→ **WHAT TO DO**
Copy every line that contains the string "xlabel" from the entries below.

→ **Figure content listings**
* * * *
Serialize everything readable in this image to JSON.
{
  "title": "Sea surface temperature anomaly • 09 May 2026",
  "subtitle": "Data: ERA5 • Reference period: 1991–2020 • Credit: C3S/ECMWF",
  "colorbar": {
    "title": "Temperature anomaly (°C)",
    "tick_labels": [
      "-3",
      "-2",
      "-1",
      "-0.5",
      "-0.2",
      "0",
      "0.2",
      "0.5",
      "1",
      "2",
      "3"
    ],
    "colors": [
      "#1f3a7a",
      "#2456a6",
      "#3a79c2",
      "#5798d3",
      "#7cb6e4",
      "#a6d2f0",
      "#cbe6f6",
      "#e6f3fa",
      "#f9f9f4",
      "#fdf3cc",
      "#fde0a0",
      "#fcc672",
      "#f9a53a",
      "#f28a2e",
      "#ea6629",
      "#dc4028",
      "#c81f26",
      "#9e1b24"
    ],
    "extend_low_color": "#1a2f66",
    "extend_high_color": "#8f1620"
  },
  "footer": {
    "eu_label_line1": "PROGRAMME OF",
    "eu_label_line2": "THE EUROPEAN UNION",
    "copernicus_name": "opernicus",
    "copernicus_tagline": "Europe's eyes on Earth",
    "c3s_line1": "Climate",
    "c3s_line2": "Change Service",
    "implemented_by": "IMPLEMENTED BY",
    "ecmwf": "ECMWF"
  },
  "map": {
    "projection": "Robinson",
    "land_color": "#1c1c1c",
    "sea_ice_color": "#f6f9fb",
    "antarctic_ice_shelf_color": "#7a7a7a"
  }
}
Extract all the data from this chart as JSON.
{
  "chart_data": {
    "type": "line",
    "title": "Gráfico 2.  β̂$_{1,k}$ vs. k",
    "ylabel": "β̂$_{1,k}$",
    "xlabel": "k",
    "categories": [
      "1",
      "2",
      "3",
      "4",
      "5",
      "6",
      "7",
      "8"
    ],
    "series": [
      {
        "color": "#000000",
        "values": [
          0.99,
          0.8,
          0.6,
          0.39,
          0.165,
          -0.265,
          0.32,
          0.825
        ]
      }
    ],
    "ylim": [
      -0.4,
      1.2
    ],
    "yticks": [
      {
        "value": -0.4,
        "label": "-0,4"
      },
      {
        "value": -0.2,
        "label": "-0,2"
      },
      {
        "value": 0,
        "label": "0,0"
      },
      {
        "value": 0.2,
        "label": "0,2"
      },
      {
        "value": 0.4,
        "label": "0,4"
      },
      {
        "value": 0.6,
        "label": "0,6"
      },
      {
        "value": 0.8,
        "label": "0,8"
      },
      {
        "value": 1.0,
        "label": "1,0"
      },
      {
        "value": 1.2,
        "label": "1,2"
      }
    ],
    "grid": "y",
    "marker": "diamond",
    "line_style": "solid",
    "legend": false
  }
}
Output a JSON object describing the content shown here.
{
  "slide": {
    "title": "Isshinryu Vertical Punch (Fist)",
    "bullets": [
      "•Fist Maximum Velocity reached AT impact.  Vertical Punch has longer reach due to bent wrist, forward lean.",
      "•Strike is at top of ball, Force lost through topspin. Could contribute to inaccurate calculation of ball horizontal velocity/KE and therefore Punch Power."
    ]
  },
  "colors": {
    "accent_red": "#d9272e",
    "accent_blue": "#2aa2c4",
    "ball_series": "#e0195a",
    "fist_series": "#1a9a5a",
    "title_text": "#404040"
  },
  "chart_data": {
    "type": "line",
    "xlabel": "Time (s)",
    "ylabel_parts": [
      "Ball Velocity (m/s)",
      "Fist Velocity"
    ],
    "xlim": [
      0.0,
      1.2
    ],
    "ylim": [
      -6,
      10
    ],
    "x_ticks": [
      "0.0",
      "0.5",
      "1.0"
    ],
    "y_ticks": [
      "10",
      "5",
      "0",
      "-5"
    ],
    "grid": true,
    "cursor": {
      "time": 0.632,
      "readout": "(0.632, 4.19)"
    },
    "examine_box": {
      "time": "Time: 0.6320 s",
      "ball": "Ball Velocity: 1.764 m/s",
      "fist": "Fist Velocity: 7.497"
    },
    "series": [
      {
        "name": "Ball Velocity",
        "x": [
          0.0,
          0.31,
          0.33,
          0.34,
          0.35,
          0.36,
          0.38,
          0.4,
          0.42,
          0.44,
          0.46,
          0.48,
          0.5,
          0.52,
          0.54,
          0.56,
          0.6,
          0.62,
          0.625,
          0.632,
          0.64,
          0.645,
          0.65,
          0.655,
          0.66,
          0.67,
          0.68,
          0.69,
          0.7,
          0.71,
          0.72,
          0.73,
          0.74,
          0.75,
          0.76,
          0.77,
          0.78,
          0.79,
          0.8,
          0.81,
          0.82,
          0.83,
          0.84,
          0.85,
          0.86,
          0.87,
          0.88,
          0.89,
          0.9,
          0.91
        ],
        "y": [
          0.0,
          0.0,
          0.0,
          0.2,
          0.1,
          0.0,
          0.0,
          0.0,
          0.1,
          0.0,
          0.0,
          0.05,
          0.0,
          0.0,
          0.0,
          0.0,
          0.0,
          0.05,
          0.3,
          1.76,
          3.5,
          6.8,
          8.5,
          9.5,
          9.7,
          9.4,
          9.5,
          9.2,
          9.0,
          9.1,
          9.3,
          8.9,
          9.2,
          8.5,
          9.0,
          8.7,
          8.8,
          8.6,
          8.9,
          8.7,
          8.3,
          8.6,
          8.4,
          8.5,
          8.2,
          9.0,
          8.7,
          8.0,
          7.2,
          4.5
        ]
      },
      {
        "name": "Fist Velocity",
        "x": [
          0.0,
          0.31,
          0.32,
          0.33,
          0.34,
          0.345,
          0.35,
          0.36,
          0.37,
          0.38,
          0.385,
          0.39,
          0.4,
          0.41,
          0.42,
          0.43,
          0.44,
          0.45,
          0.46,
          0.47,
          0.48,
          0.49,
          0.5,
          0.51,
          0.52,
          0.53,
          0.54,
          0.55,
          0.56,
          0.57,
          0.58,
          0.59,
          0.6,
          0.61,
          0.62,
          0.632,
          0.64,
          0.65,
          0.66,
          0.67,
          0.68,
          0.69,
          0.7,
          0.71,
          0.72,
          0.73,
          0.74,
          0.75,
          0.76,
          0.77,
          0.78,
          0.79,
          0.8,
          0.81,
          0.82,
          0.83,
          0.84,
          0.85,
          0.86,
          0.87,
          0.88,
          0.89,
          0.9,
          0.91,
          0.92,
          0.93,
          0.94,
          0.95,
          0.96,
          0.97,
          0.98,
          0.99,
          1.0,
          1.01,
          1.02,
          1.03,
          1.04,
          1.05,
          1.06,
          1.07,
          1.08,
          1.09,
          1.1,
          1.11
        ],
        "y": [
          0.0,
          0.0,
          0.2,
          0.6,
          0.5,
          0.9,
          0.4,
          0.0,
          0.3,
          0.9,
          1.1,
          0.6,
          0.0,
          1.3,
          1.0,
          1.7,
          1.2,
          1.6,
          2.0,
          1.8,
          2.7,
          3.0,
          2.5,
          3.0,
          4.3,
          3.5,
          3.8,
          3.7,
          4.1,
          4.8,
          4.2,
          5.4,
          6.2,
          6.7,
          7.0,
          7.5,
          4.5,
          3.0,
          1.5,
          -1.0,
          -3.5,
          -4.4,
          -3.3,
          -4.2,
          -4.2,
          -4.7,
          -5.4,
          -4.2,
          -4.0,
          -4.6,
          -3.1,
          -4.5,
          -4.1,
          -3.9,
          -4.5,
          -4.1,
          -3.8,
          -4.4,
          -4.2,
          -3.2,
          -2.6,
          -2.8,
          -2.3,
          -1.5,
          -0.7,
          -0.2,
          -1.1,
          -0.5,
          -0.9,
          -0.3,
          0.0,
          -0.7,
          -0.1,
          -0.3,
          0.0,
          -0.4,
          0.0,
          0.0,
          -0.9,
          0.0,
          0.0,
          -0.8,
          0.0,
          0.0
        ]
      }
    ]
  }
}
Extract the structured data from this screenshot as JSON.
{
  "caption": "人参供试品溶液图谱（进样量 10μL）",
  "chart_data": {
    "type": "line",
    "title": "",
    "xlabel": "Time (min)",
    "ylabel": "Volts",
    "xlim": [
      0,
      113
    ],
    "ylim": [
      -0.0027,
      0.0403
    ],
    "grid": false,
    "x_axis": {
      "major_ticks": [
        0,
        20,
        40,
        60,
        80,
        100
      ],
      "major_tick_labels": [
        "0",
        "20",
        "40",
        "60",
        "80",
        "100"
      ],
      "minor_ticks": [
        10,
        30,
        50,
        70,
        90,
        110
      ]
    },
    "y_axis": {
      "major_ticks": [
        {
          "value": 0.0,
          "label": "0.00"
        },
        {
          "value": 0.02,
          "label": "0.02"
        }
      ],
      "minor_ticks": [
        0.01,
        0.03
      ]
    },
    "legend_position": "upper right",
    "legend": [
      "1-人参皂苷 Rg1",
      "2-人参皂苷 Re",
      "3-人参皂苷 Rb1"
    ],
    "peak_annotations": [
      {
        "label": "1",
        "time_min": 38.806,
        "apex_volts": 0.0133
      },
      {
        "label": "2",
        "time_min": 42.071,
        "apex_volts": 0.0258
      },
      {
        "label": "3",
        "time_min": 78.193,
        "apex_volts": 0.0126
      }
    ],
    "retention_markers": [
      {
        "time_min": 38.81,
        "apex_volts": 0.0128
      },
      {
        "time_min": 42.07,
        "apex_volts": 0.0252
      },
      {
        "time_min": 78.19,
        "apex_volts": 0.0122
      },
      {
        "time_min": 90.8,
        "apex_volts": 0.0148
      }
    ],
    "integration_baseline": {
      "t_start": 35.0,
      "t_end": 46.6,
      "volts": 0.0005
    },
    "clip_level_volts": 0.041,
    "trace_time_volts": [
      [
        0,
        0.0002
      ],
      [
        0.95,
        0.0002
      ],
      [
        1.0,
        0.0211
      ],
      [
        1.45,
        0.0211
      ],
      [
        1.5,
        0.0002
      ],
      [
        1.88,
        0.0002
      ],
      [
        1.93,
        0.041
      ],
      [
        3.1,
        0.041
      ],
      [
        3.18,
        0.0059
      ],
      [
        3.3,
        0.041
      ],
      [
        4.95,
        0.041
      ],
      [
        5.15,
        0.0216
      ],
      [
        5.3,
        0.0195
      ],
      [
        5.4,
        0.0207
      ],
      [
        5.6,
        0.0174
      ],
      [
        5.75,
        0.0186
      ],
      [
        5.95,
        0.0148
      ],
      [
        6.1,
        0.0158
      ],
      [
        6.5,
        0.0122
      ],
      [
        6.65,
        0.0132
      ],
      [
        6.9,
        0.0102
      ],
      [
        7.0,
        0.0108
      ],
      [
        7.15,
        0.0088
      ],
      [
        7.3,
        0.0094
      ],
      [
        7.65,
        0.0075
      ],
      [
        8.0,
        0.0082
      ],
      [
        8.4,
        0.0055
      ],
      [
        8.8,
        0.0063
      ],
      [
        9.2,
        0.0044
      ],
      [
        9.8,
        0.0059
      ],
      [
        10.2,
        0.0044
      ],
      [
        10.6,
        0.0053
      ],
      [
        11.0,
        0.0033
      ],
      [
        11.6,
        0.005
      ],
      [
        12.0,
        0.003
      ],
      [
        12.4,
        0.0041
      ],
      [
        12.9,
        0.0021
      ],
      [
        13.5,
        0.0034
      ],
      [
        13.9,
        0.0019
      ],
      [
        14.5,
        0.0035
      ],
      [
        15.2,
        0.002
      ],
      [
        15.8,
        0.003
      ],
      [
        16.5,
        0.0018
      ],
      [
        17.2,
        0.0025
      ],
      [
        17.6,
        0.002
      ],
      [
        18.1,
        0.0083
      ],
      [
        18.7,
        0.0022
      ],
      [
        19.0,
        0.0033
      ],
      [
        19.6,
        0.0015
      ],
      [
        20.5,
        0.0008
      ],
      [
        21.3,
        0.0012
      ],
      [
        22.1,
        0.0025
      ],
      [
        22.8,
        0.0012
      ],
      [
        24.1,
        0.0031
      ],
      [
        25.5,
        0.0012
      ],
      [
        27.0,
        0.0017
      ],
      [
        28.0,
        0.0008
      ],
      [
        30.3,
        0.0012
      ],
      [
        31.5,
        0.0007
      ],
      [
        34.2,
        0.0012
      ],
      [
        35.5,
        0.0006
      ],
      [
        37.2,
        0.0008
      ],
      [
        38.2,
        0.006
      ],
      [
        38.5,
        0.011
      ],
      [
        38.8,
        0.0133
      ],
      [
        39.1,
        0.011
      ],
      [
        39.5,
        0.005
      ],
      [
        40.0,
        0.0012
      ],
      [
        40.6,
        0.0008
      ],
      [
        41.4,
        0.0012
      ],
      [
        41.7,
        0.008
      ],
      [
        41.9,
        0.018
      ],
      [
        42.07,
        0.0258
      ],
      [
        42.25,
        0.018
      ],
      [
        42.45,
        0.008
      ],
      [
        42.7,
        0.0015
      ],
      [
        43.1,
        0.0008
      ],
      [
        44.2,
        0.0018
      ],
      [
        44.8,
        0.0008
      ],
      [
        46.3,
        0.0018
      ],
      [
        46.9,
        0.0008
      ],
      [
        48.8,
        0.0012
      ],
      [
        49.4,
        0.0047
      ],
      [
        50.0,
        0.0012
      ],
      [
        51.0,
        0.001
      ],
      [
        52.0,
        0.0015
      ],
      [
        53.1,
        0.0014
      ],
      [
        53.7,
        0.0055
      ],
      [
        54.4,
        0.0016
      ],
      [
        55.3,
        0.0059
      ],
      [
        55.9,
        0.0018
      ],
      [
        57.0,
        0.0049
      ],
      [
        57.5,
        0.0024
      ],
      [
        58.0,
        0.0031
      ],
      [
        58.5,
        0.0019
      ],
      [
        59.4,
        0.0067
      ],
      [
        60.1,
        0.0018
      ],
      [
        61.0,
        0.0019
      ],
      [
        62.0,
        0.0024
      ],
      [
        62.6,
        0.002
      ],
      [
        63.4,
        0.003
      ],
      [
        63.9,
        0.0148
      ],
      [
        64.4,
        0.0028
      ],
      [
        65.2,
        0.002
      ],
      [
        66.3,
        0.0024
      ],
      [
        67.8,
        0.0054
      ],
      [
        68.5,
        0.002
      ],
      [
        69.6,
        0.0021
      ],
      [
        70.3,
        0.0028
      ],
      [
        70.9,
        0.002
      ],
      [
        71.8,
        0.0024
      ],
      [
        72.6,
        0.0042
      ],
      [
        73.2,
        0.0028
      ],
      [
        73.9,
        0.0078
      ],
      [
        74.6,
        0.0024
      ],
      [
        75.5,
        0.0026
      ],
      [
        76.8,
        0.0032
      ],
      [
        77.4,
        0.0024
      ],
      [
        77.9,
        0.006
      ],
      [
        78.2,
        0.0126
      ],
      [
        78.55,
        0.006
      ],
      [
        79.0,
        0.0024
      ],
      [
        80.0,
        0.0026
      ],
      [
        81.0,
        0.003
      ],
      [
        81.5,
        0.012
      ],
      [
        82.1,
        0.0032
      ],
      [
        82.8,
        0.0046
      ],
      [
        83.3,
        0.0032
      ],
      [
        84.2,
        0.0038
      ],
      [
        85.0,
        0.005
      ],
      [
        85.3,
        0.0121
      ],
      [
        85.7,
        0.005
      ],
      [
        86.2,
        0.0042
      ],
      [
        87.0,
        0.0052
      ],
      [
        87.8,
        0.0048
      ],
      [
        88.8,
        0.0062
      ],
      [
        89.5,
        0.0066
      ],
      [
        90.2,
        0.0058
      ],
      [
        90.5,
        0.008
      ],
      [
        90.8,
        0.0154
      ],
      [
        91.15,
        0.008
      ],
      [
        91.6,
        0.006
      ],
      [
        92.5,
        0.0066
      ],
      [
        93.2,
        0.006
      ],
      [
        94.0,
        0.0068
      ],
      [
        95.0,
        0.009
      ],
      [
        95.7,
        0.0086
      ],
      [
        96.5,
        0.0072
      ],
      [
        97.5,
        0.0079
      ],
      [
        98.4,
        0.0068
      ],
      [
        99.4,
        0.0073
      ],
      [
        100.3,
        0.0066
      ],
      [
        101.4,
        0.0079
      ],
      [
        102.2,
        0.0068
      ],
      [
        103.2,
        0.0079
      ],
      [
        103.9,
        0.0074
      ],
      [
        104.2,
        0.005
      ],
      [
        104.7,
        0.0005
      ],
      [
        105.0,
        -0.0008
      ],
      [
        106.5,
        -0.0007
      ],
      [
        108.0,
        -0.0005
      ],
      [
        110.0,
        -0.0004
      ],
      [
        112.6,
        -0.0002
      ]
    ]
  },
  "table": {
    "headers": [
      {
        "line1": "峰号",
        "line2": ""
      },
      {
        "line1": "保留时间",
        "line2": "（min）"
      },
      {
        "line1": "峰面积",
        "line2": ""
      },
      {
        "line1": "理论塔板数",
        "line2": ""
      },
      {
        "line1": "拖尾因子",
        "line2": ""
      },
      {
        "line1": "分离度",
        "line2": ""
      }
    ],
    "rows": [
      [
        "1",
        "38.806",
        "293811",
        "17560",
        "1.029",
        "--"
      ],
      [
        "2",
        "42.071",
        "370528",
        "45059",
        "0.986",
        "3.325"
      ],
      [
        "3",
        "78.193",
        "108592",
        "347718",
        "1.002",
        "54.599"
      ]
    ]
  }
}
* * * *
→ **CORRECT RESULT**
    "xlabel": "k",
    "xlabel": "Time (s)",
    "xlabel": "Time (min)",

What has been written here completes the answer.